EXERCISE DETAILS – Show every line of the records below that contains the word "xlabel".
• • • •
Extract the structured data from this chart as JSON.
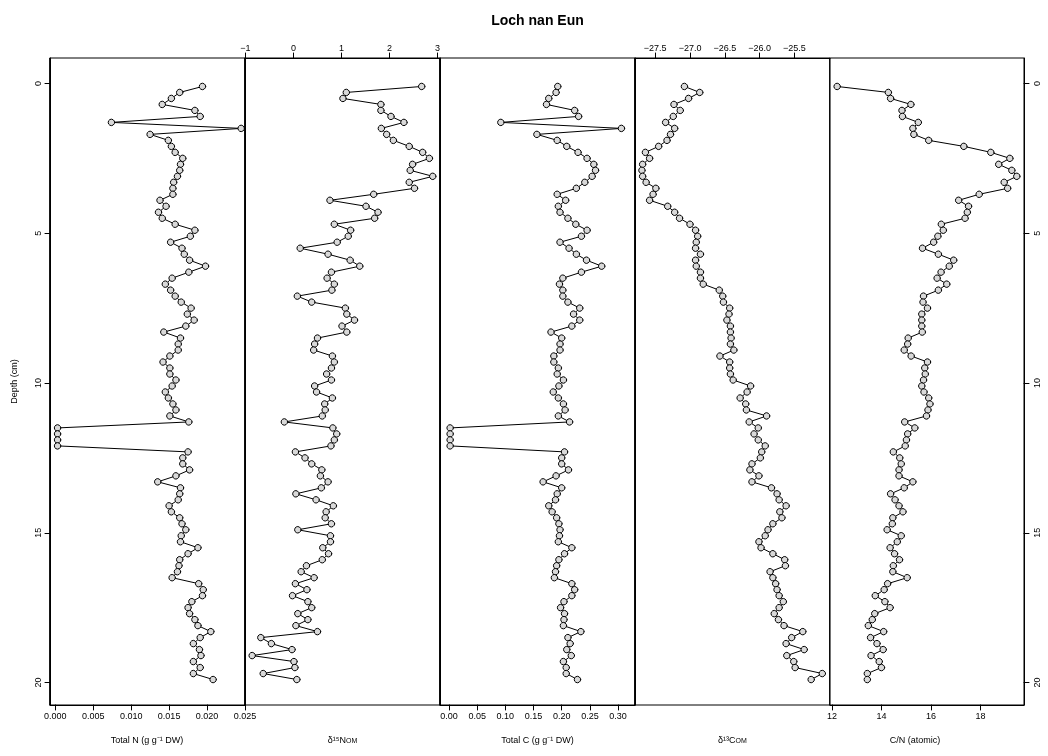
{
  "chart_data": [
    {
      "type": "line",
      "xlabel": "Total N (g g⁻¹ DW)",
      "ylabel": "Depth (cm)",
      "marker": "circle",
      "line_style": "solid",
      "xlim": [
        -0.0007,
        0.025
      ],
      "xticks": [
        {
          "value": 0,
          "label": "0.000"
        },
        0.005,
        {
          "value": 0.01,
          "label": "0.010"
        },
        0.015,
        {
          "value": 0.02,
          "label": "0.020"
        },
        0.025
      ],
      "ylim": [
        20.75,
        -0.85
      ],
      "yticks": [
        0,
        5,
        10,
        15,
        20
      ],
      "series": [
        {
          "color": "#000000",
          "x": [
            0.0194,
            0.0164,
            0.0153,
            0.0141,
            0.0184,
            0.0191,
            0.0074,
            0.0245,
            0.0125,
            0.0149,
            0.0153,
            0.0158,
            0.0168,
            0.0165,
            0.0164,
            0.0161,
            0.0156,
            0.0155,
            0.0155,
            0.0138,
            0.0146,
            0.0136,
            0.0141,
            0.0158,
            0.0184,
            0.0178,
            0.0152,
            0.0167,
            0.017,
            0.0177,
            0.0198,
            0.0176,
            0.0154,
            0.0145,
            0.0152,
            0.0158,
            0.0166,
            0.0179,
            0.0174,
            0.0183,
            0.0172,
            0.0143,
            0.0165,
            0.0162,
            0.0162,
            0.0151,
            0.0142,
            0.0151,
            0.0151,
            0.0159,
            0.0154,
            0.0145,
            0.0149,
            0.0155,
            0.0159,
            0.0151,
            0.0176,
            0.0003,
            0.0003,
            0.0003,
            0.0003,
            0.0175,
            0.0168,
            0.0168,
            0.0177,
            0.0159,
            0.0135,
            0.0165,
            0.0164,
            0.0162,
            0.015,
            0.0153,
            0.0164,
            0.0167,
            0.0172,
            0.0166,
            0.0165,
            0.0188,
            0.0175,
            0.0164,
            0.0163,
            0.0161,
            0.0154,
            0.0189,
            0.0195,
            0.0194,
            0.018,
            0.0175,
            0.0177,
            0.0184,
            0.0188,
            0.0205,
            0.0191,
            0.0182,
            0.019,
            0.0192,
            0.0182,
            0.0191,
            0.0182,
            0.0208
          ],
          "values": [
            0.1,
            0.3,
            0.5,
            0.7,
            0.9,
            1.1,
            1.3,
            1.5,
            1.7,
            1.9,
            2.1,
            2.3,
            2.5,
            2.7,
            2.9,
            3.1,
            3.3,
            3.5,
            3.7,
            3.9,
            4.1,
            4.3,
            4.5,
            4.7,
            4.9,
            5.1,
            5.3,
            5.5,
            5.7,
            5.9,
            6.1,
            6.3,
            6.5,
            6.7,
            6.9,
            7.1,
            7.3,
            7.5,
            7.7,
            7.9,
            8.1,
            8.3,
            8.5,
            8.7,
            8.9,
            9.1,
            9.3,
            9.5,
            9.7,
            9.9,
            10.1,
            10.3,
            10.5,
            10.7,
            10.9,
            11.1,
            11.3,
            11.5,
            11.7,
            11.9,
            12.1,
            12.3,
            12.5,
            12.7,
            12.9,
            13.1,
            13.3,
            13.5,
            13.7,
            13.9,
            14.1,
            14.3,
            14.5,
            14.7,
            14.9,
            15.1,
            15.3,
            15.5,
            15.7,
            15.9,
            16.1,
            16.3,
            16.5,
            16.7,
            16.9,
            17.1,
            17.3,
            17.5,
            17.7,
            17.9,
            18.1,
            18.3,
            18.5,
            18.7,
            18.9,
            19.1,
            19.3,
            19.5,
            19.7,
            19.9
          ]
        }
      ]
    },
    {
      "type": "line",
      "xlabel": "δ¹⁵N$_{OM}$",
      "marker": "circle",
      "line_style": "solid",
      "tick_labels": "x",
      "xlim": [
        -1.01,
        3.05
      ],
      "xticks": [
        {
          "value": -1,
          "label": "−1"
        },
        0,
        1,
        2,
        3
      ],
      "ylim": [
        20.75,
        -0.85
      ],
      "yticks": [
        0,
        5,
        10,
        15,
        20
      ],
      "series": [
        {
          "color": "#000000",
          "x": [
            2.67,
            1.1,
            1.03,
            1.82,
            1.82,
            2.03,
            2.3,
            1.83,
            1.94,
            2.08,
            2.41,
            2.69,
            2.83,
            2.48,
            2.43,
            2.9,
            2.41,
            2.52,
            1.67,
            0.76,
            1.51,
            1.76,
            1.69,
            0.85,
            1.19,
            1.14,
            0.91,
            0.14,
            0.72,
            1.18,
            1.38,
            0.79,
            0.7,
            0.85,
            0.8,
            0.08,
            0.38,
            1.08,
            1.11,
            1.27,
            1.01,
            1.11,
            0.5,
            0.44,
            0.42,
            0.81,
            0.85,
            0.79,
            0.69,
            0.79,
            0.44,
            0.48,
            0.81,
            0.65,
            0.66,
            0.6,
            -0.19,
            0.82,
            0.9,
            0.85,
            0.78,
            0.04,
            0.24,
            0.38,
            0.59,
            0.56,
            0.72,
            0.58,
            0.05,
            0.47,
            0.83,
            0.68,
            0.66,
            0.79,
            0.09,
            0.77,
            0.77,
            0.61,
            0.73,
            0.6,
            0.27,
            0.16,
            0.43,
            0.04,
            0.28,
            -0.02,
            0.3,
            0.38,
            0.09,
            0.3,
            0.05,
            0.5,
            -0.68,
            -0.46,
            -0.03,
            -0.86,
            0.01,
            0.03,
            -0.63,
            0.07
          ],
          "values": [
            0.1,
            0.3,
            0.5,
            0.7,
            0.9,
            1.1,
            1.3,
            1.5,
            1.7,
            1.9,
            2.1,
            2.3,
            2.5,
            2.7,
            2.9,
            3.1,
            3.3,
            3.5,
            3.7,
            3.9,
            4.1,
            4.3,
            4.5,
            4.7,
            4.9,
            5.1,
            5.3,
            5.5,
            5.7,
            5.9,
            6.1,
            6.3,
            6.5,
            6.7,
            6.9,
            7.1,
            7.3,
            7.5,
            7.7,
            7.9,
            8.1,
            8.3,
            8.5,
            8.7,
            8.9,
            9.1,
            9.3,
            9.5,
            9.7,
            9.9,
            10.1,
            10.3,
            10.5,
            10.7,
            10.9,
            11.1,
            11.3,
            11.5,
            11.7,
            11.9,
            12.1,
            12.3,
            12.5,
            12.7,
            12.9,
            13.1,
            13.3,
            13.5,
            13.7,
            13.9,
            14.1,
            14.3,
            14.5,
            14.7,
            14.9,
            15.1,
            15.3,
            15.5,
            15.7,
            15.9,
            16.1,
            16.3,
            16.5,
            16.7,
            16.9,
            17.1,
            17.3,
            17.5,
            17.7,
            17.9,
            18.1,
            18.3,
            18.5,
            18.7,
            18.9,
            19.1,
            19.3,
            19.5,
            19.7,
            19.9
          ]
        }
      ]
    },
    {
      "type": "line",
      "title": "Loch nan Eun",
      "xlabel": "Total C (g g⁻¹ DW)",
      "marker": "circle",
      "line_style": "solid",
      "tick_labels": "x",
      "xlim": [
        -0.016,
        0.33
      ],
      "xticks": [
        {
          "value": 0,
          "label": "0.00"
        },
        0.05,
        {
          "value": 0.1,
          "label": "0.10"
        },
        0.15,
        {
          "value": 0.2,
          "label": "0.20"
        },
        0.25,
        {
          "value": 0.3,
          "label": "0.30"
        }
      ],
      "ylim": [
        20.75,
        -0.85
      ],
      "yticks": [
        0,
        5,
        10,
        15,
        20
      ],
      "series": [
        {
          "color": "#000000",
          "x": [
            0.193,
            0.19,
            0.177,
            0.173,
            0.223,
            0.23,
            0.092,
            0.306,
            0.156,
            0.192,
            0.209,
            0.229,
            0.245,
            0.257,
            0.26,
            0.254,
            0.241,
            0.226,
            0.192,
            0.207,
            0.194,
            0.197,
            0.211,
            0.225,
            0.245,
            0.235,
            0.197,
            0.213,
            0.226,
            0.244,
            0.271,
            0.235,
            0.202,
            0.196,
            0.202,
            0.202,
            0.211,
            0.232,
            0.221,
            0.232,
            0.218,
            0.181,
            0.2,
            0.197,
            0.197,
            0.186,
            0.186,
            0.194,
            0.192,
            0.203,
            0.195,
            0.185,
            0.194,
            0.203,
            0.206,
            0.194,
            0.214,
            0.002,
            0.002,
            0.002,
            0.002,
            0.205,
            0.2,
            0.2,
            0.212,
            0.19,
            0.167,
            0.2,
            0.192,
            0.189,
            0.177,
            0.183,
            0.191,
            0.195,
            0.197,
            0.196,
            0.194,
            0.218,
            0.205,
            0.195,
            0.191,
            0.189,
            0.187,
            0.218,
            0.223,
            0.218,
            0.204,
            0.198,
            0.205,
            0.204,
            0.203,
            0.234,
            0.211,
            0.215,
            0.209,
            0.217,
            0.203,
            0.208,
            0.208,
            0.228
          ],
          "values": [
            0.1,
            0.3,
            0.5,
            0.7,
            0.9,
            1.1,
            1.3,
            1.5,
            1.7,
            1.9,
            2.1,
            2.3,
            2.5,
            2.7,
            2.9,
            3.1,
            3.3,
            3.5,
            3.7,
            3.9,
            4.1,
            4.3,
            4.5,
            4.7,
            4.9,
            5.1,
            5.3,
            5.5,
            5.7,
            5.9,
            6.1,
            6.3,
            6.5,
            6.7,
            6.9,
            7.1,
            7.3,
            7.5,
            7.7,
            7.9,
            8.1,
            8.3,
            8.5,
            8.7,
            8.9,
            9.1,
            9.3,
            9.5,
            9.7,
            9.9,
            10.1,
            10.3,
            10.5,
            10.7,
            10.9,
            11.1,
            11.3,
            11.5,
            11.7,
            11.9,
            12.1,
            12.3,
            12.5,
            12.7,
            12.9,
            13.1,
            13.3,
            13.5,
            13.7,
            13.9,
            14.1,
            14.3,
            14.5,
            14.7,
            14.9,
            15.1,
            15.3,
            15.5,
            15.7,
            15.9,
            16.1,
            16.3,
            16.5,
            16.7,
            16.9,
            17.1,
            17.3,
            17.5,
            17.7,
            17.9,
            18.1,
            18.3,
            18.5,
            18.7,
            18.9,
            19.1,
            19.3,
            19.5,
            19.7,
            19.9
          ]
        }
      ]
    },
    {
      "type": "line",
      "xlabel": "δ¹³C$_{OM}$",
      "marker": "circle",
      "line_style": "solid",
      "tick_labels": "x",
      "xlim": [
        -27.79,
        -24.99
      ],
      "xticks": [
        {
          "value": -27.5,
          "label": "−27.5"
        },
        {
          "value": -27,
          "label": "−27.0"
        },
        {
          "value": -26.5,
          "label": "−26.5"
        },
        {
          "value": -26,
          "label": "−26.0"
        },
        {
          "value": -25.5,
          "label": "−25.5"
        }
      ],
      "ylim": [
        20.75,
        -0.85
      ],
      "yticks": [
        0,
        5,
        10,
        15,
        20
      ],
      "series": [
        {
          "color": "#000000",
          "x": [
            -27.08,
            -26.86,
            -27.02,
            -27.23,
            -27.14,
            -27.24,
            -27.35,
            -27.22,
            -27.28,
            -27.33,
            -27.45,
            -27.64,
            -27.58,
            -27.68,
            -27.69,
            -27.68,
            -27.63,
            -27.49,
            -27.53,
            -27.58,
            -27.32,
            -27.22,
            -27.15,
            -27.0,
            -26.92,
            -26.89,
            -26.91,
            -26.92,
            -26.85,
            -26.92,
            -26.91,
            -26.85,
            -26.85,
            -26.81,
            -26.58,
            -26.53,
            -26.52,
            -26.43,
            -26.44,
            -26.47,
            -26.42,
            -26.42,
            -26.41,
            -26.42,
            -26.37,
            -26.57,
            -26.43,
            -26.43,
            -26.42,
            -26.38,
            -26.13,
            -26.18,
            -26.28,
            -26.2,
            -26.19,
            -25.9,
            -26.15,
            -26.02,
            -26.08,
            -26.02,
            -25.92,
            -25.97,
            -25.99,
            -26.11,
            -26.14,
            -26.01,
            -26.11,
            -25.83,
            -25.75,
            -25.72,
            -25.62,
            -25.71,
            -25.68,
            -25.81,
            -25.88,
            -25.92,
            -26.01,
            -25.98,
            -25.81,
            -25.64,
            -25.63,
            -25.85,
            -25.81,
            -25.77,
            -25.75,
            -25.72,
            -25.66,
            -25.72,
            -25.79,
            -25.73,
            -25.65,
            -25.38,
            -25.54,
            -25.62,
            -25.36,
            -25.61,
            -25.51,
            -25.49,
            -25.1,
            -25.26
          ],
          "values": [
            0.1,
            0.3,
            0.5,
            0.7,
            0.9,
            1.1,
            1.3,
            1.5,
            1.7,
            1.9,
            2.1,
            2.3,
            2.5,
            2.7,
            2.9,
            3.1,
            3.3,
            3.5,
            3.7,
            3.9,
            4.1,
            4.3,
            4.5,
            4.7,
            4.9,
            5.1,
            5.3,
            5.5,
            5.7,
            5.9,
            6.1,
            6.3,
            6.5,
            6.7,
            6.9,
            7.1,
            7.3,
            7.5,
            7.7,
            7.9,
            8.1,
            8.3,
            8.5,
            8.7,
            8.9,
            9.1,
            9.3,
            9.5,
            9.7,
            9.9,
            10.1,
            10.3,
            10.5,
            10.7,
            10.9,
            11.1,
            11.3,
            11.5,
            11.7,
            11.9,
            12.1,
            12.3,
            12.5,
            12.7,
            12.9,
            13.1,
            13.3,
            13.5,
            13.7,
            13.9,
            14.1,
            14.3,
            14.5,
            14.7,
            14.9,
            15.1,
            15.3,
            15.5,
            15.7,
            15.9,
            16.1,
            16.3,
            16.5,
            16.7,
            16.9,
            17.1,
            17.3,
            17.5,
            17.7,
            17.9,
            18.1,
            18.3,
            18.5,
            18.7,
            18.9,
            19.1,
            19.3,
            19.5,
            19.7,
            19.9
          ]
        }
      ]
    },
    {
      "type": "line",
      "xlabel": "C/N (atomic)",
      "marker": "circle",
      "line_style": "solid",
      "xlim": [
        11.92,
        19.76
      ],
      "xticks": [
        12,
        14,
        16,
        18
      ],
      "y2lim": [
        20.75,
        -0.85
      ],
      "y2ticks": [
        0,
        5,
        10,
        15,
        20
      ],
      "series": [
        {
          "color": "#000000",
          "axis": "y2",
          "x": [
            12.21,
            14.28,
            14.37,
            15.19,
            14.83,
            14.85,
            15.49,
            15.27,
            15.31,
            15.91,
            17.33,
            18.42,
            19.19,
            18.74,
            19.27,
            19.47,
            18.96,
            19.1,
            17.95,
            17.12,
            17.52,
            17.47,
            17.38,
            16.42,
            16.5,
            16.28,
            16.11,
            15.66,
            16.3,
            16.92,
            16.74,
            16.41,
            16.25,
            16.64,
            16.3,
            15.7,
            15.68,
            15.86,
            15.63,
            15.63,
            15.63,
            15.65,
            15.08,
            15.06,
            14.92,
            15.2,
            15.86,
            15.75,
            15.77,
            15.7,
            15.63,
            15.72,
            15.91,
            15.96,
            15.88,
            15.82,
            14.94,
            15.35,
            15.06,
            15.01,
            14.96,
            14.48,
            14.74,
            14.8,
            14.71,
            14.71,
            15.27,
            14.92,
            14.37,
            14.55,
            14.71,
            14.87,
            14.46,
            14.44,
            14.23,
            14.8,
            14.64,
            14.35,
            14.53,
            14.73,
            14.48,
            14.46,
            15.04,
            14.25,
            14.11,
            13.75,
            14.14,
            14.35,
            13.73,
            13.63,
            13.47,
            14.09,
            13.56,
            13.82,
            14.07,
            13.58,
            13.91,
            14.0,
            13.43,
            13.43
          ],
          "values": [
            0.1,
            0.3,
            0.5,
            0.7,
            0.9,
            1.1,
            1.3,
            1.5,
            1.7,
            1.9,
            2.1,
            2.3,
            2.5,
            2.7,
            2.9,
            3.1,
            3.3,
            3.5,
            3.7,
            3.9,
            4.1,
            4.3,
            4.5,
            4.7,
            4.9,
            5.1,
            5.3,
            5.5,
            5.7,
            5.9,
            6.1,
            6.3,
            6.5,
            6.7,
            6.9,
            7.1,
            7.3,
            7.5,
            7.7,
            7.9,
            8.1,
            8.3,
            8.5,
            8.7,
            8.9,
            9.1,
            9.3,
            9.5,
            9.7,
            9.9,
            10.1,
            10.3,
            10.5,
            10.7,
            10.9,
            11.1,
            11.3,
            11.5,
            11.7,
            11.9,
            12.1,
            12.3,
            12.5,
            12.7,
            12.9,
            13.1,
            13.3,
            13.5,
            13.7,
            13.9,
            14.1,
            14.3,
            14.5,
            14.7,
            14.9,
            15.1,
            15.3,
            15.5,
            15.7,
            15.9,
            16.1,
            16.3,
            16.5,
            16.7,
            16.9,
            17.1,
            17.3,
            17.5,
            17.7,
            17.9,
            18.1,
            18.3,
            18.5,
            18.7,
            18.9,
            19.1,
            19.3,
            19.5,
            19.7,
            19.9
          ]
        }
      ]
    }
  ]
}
• • • •
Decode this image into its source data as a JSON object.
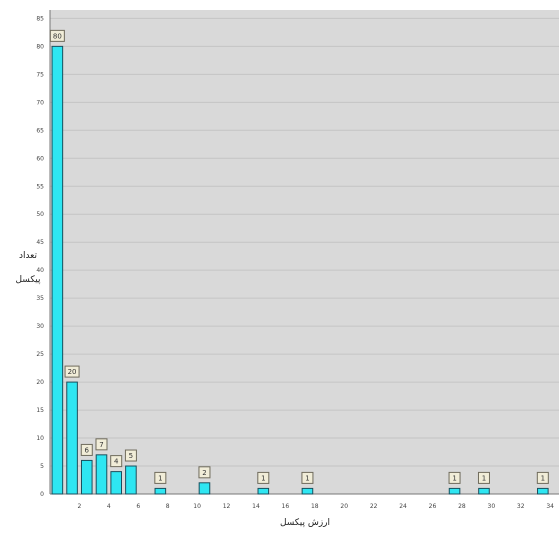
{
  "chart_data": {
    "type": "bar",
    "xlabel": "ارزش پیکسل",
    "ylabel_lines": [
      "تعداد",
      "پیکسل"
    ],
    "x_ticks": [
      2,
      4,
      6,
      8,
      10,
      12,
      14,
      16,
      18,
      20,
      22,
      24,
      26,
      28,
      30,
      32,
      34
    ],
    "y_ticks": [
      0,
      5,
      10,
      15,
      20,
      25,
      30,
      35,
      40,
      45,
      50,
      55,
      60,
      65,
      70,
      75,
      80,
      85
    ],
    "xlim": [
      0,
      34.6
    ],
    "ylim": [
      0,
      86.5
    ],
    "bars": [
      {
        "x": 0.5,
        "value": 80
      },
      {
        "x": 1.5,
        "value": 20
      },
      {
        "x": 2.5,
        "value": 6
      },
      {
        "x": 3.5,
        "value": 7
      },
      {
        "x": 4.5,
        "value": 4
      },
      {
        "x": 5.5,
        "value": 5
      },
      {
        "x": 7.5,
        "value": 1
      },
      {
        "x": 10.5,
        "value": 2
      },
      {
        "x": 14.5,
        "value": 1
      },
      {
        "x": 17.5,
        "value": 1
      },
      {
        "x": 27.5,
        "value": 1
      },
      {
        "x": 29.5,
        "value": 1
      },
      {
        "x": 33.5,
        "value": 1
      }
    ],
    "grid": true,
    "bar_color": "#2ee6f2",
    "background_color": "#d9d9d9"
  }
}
• • • •
EXPECTED OUTPUT –
      "xlabel": "Total N (g g⁻¹ DW)",
      "xlabel": "δ¹⁵N$_{OM}$",
      "xlabel": "Total C (g g⁻¹ DW)",
      "xlabel": "δ¹³C$_{OM}$",
      "xlabel": "C/N (atomic)",
    "xlabel": "ارزش پیکسل",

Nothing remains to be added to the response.